▶ **Given problem**: Within this material, how many lines have the string "Sensor" in them? The answer is a number, with nothing added.
____________________
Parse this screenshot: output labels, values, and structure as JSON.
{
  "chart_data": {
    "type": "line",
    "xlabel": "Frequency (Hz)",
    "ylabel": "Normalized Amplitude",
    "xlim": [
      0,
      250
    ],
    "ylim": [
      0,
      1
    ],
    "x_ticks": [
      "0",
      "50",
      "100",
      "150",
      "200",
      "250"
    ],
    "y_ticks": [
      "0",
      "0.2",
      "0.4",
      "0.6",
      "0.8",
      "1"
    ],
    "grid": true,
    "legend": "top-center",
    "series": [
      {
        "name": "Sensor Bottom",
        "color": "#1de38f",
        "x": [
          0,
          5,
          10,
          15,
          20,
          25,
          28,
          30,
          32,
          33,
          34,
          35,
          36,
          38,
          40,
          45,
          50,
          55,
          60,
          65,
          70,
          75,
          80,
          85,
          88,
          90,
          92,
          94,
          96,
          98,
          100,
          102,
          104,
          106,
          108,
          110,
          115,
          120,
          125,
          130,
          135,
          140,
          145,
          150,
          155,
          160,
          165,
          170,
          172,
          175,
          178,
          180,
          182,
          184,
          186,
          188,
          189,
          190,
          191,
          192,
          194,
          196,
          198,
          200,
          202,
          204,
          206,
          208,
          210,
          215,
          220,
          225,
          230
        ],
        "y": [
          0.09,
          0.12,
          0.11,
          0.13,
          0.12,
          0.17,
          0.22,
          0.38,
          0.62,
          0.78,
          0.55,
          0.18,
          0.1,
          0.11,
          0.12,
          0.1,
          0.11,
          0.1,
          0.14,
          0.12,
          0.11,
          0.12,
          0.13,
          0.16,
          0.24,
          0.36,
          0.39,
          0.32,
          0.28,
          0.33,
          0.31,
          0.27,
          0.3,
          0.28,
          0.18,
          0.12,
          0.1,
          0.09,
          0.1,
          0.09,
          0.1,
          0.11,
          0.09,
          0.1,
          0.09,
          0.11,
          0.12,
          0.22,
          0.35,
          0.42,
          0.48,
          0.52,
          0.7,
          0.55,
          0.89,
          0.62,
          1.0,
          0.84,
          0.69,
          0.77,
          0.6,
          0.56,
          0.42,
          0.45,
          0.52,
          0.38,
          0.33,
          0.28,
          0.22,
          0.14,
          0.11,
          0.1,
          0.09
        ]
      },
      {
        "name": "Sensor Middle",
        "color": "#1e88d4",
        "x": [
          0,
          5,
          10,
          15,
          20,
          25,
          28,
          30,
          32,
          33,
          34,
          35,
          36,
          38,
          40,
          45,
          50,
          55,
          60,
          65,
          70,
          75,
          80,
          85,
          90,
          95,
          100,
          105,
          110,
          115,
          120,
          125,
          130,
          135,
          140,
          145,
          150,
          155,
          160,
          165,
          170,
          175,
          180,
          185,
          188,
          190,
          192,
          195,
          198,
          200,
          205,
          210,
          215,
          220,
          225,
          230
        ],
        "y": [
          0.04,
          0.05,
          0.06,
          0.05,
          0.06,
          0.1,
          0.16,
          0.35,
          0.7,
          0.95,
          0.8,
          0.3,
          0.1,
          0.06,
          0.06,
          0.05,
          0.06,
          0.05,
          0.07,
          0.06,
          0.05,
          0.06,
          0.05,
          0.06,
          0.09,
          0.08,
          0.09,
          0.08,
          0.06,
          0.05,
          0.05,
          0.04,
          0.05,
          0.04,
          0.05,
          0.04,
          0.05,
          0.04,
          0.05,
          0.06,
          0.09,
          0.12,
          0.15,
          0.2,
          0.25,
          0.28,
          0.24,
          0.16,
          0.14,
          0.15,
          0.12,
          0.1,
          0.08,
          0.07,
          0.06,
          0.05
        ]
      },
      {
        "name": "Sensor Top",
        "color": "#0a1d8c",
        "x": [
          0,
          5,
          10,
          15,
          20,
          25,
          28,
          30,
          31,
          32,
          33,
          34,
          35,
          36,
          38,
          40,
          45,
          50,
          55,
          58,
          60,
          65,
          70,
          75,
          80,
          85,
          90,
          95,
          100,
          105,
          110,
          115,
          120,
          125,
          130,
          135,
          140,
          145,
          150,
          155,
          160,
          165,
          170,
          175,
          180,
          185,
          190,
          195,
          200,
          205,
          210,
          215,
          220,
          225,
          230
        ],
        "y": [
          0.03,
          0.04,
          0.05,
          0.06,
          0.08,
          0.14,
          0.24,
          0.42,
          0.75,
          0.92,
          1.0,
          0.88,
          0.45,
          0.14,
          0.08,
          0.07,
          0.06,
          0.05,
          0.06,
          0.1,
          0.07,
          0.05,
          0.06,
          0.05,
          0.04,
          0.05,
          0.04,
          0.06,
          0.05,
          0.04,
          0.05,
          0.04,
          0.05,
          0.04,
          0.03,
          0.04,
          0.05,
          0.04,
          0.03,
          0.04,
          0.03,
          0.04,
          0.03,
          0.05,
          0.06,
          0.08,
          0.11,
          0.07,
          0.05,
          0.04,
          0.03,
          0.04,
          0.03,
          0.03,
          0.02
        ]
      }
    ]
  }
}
____________________
▶ **Task response**: 3